* [EXERCISE DETAILS]: Collect from the data below each line with "مراجعه".

Records:
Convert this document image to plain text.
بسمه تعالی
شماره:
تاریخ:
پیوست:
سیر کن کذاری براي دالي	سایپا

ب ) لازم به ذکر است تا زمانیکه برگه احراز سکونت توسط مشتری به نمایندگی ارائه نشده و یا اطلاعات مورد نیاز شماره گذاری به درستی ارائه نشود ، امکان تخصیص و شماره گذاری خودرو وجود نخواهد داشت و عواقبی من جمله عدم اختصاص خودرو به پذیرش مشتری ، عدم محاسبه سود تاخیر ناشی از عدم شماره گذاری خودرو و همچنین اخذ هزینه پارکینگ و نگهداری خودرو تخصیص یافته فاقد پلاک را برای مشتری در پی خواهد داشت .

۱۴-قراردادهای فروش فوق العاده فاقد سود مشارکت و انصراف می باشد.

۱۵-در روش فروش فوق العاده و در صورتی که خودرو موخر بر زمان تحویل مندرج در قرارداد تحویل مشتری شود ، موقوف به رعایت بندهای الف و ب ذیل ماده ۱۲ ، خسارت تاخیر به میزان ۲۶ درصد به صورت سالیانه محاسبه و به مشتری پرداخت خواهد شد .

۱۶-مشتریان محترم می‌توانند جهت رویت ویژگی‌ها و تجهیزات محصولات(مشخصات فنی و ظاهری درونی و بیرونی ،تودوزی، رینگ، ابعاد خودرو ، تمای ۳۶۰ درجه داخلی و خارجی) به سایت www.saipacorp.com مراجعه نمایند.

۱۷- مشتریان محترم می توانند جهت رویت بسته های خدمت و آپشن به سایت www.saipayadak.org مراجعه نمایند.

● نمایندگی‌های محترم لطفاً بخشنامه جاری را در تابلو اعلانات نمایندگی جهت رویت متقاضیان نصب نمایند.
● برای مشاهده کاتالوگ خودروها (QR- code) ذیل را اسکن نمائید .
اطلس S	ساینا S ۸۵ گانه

* [PROBLEM SOLUTION]:
۱۶-مشتریان محترم می‌توانند جهت رویت ویژگی‌ها و تجهیزات محصولات(مشخصات فنی و ظاهری درونی و بیرونی ،تودوزی، رینگ، ابعاد خودرو ، تمای ۳۶۰ درجه داخلی و خارجی) به سایت www.saipacorp.com مراجعه نمایند.
۱۷- مشتریان محترم می توانند جهت رویت بسته های خدمت و آپشن به سایت www.saipayadak.org مراجعه نمایند.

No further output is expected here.